[Exercise] Reproduce every entry exactly and leave its pictures out.

[Material to process]
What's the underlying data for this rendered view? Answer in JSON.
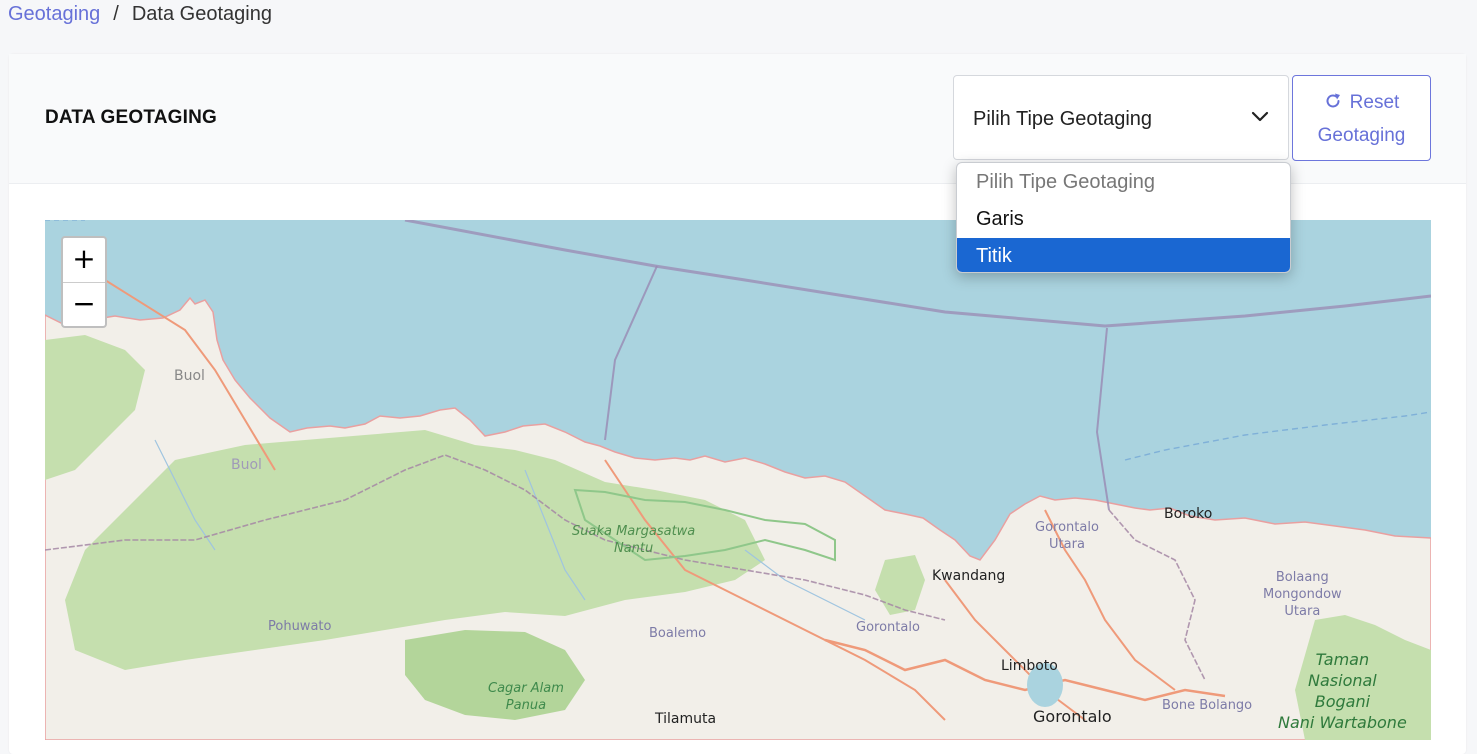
{
  "breadcrumb": {
    "parent": "Geotaging",
    "separator": "/",
    "current": "Data Geotaging"
  },
  "card": {
    "title": "DATA GEOTAGING"
  },
  "select": {
    "value": "Pilih Tipe Geotaging",
    "options": [
      "Pilih Tipe Geotaging",
      "Garis",
      "Titik"
    ],
    "highlighted": "Titik"
  },
  "reset": {
    "line1": "Reset",
    "line2": "Geotaging"
  },
  "zoom": {
    "in": "+",
    "out": "−"
  },
  "map": {
    "labels": {
      "buol_a": "Buol",
      "buol_b": "Buol",
      "suaka": [
        "Suaka Margasatwa",
        "Nantu"
      ],
      "gorontalo_utara": [
        "Gorontalo",
        "Utara"
      ],
      "boroko": "Boroko",
      "kwandang": "Kwandang",
      "bolaang": [
        "Bolaang",
        "Mongondow",
        "Utara"
      ],
      "pohuwato": "Pohuwato",
      "boalemo": "Boalemo",
      "gorontalo_reg": "Gorontalo",
      "limboto": "Limboto",
      "taman": [
        "Taman",
        "Nasional",
        "Bogani",
        "Nani Wartabone"
      ],
      "cagar": [
        "Cagar Alam",
        "Panua"
      ],
      "bone_bolango": "Bone Bolango",
      "tilamuta": "Tilamuta",
      "gorontalo_city": "Gorontalo"
    }
  },
  "colors": {
    "accent": "#6771d8",
    "highlight": "#1a67d2",
    "water": "#aad3df",
    "land": "#f2efe9",
    "forest": "#c5dfae"
  }
}
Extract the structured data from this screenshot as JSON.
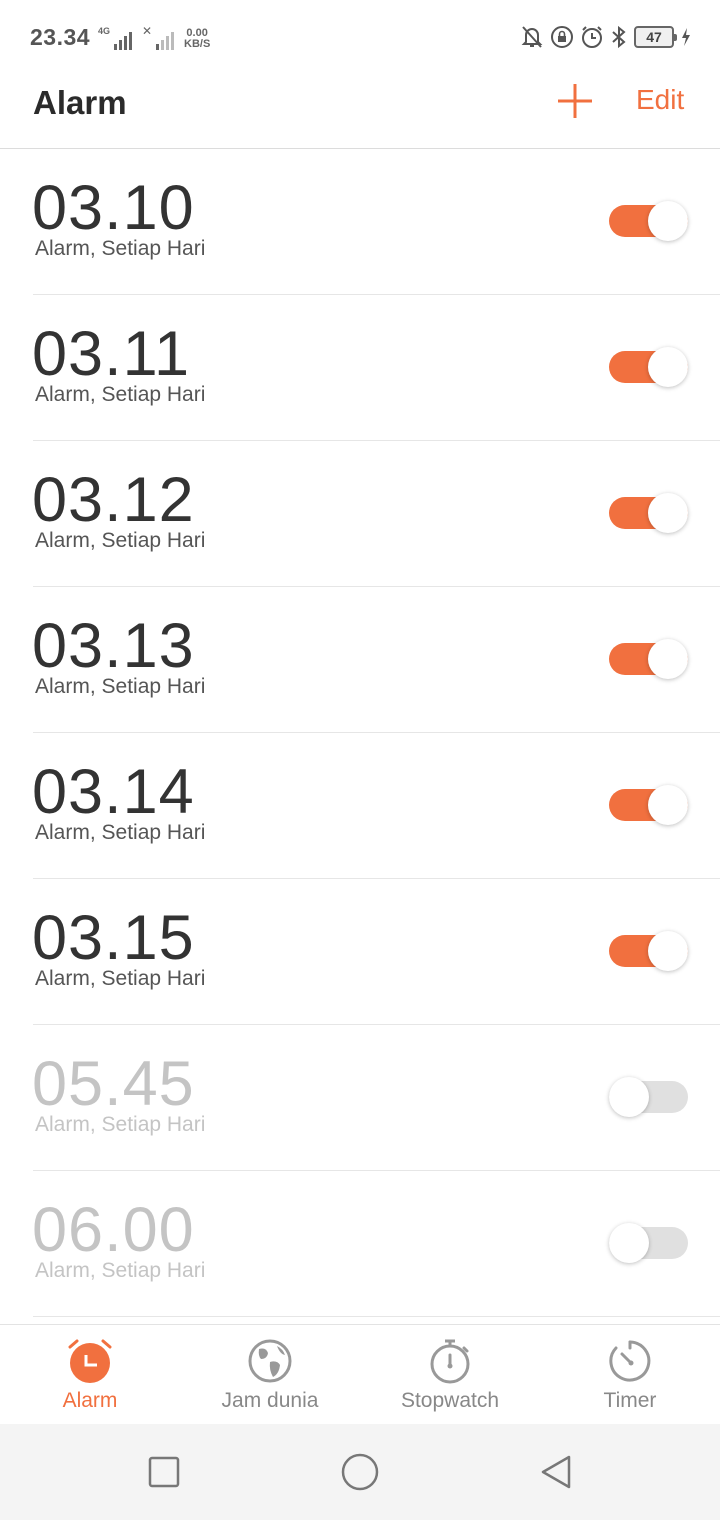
{
  "status_bar": {
    "time": "23.34",
    "sim1_type": "4G",
    "net_speed_value": "0.00",
    "net_speed_unit": "KB/S",
    "battery_level": "47"
  },
  "header": {
    "title": "Alarm",
    "add_icon": "plus-icon",
    "edit_label": "Edit"
  },
  "alarms": [
    {
      "time": "03.10",
      "label": "Alarm, Setiap Hari",
      "enabled": true
    },
    {
      "time": "03.11",
      "label": "Alarm, Setiap Hari",
      "enabled": true
    },
    {
      "time": "03.12",
      "label": "Alarm, Setiap Hari",
      "enabled": true
    },
    {
      "time": "03.13",
      "label": "Alarm, Setiap Hari",
      "enabled": true
    },
    {
      "time": "03.14",
      "label": "Alarm, Setiap Hari",
      "enabled": true
    },
    {
      "time": "03.15",
      "label": "Alarm, Setiap Hari",
      "enabled": true
    },
    {
      "time": "05.45",
      "label": "Alarm, Setiap Hari",
      "enabled": false
    },
    {
      "time": "06.00",
      "label": "Alarm, Setiap Hari",
      "enabled": false
    }
  ],
  "bottom_nav": {
    "tabs": [
      {
        "label": "Alarm",
        "icon": "alarm-clock-icon",
        "active": true
      },
      {
        "label": "Jam dunia",
        "icon": "globe-icon",
        "active": false
      },
      {
        "label": "Stopwatch",
        "icon": "stopwatch-icon",
        "active": false
      },
      {
        "label": "Timer",
        "icon": "timer-icon",
        "active": false
      }
    ]
  },
  "colors": {
    "accent": "#f1703f",
    "toggle_off": "#e0e0e0",
    "text_primary": "#333333",
    "text_disabled": "#c4c4c4"
  }
}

[Response to the exercise]
What's the underlying data for this rendered view? Answer in JSON.
{
  "breadcrumb": {
    "parent": "Geotaging",
    "separator": "/",
    "current": "Data Geotaging"
  },
  "card": {
    "title": "DATA GEOTAGING"
  },
  "select": {
    "value": "Pilih Tipe Geotaging",
    "options": [
      "Pilih Tipe Geotaging",
      "Garis",
      "Titik"
    ],
    "highlighted": "Titik"
  },
  "reset": {
    "line1": "Reset",
    "line2": "Geotaging"
  },
  "zoom": {
    "in": "+",
    "out": "−"
  },
  "map": {
    "labels": {
      "buol_a": "Buol",
      "buol_b": "Buol",
      "suaka": [
        "Suaka Margasatwa",
        "Nantu"
      ],
      "gorontalo_utara": [
        "Gorontalo",
        "Utara"
      ],
      "boroko": "Boroko",
      "kwandang": "Kwandang",
      "bolaang": [
        "Bolaang",
        "Mongondow",
        "Utara"
      ],
      "pohuwato": "Pohuwato",
      "boalemo": "Boalemo",
      "gorontalo_reg": "Gorontalo",
      "limboto": "Limboto",
      "taman": [
        "Taman",
        "Nasional",
        "Bogani",
        "Nani Wartabone"
      ],
      "cagar": [
        "Cagar Alam",
        "Panua"
      ],
      "bone_bolango": "Bone Bolango",
      "tilamuta": "Tilamuta",
      "gorontalo_city": "Gorontalo"
    }
  },
  "colors": {
    "accent": "#6771d8",
    "highlight": "#1a67d2",
    "water": "#aad3df",
    "land": "#f2efe9",
    "forest": "#c5dfae"
  }
}
Extract the structured data from this screenshot as JSON.
{
  "status_bar": {
    "time": "23.34",
    "sim1_type": "4G",
    "net_speed_value": "0.00",
    "net_speed_unit": "KB/S",
    "battery_level": "47"
  },
  "header": {
    "title": "Alarm",
    "add_icon": "plus-icon",
    "edit_label": "Edit"
  },
  "alarms": [
    {
      "time": "03.10",
      "label": "Alarm, Setiap Hari",
      "enabled": true
    },
    {
      "time": "03.11",
      "label": "Alarm, Setiap Hari",
      "enabled": true
    },
    {
      "time": "03.12",
      "label": "Alarm, Setiap Hari",
      "enabled": true
    },
    {
      "time": "03.13",
      "label": "Alarm, Setiap Hari",
      "enabled": true
    },
    {
      "time": "03.14",
      "label": "Alarm, Setiap Hari",
      "enabled": true
    },
    {
      "time": "03.15",
      "label": "Alarm, Setiap Hari",
      "enabled": true
    },
    {
      "time": "05.45",
      "label": "Alarm, Setiap Hari",
      "enabled": false
    },
    {
      "time": "06.00",
      "label": "Alarm, Setiap Hari",
      "enabled": false
    }
  ],
  "bottom_nav": {
    "tabs": [
      {
        "label": "Alarm",
        "icon": "alarm-clock-icon",
        "active": true
      },
      {
        "label": "Jam dunia",
        "icon": "globe-icon",
        "active": false
      },
      {
        "label": "Stopwatch",
        "icon": "stopwatch-icon",
        "active": false
      },
      {
        "label": "Timer",
        "icon": "timer-icon",
        "active": false
      }
    ]
  },
  "colors": {
    "accent": "#f1703f",
    "toggle_off": "#e0e0e0",
    "text_primary": "#333333",
    "text_disabled": "#c4c4c4"
  }
}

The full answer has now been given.